» **WHAT YOU HAVE TO DO**:
Your answer should be one number: how many lines of the records hold the string "this".

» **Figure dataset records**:
────

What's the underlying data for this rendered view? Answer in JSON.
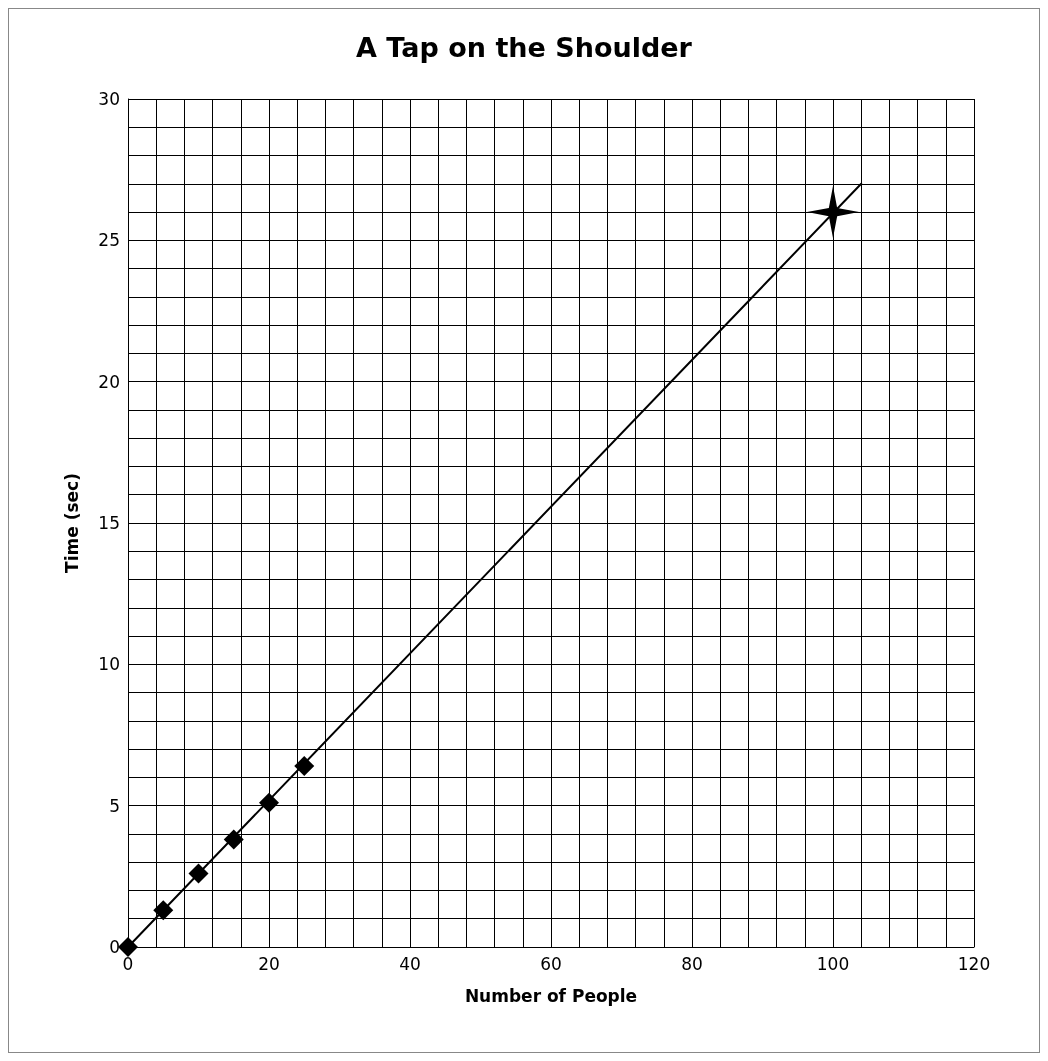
{
  "chart_data": {
    "type": "scatter",
    "title": "A Tap on the Shoulder",
    "xlabel": "Number of People",
    "ylabel": "Time (sec)",
    "series": [
      {
        "type": "line",
        "color": "#000000",
        "marker": "none",
        "x": [
          0,
          104
        ],
        "values": [
          0,
          27
        ]
      },
      {
        "color": "#000000",
        "marker": "diamond",
        "x": [
          0,
          5,
          10,
          15,
          20,
          25
        ],
        "values": [
          0,
          1.3,
          2.6,
          3.8,
          5.1,
          6.4
        ]
      },
      {
        "color": "#000000",
        "marker": "star",
        "x": [
          100
        ],
        "values": [
          26
        ]
      }
    ],
    "xlim": [
      0,
      120
    ],
    "xticks": [
      0,
      20,
      40,
      60,
      80,
      100,
      120
    ],
    "ylim": [
      0,
      30
    ],
    "yticks": [
      0,
      5,
      10,
      15,
      20,
      25,
      30
    ],
    "grid": true
  }
}
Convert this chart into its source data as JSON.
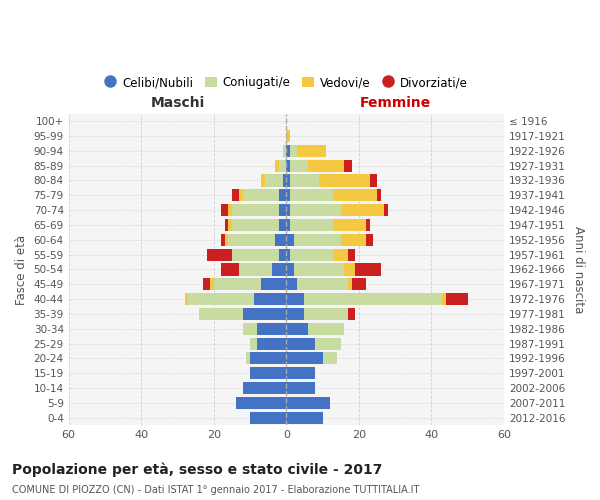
{
  "age_groups": [
    "100+",
    "95-99",
    "90-94",
    "85-89",
    "80-84",
    "75-79",
    "70-74",
    "65-69",
    "60-64",
    "55-59",
    "50-54",
    "45-49",
    "40-44",
    "35-39",
    "30-34",
    "25-29",
    "20-24",
    "15-19",
    "10-14",
    "5-9",
    "0-4"
  ],
  "birth_years": [
    "≤ 1916",
    "1917-1921",
    "1922-1926",
    "1927-1931",
    "1932-1936",
    "1937-1941",
    "1942-1946",
    "1947-1951",
    "1952-1956",
    "1957-1961",
    "1962-1966",
    "1967-1971",
    "1972-1976",
    "1977-1981",
    "1982-1986",
    "1987-1991",
    "1992-1996",
    "1997-2001",
    "2002-2006",
    "2007-2011",
    "2012-2016"
  ],
  "colors": {
    "celibi": "#4472c4",
    "coniugati": "#c8dba0",
    "vedovi": "#f5c842",
    "divorziati": "#cc2020"
  },
  "maschi": {
    "celibi": [
      0,
      0,
      0,
      0,
      1,
      2,
      2,
      2,
      3,
      2,
      4,
      7,
      9,
      12,
      8,
      8,
      10,
      10,
      12,
      14,
      10
    ],
    "coniugati": [
      0,
      0,
      1,
      2,
      5,
      10,
      13,
      13,
      13,
      13,
      9,
      13,
      18,
      12,
      4,
      2,
      1,
      0,
      0,
      0,
      0
    ],
    "vedovi": [
      0,
      0,
      0,
      1,
      1,
      1,
      1,
      1,
      1,
      0,
      0,
      1,
      1,
      0,
      0,
      0,
      0,
      0,
      0,
      0,
      0
    ],
    "divorziati": [
      0,
      0,
      0,
      0,
      0,
      2,
      2,
      1,
      1,
      7,
      5,
      2,
      0,
      0,
      0,
      0,
      0,
      0,
      0,
      0,
      0
    ]
  },
  "femmine": {
    "celibi": [
      0,
      0,
      1,
      1,
      1,
      1,
      1,
      1,
      2,
      1,
      2,
      3,
      5,
      5,
      6,
      8,
      10,
      8,
      8,
      12,
      10
    ],
    "coniugati": [
      0,
      0,
      2,
      5,
      8,
      12,
      14,
      12,
      13,
      12,
      14,
      14,
      38,
      12,
      10,
      7,
      4,
      0,
      0,
      0,
      0
    ],
    "vedovi": [
      0,
      1,
      8,
      10,
      14,
      12,
      12,
      9,
      7,
      4,
      3,
      1,
      1,
      0,
      0,
      0,
      0,
      0,
      0,
      0,
      0
    ],
    "divorziati": [
      0,
      0,
      0,
      2,
      2,
      1,
      1,
      1,
      2,
      2,
      7,
      4,
      6,
      2,
      0,
      0,
      0,
      0,
      0,
      0,
      0
    ]
  },
  "title": "Popolazione per età, sesso e stato civile - 2017",
  "subtitle": "COMUNE DI PIOZZO (CN) - Dati ISTAT 1° gennaio 2017 - Elaborazione TUTTITALIA.IT",
  "label_maschi": "Maschi",
  "label_femmine": "Femmine",
  "ylabel_left": "Fasce di età",
  "ylabel_right": "Anni di nascita",
  "xlim": 60,
  "legend_labels": [
    "Celibi/Nubili",
    "Coniugati/e",
    "Vedovi/e",
    "Divorziati/e"
  ],
  "bg_color": "#ffffff",
  "plot_bg": "#f5f5f5",
  "grid_color": "#cccccc"
}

────

» **FULL RESPONSE**:
2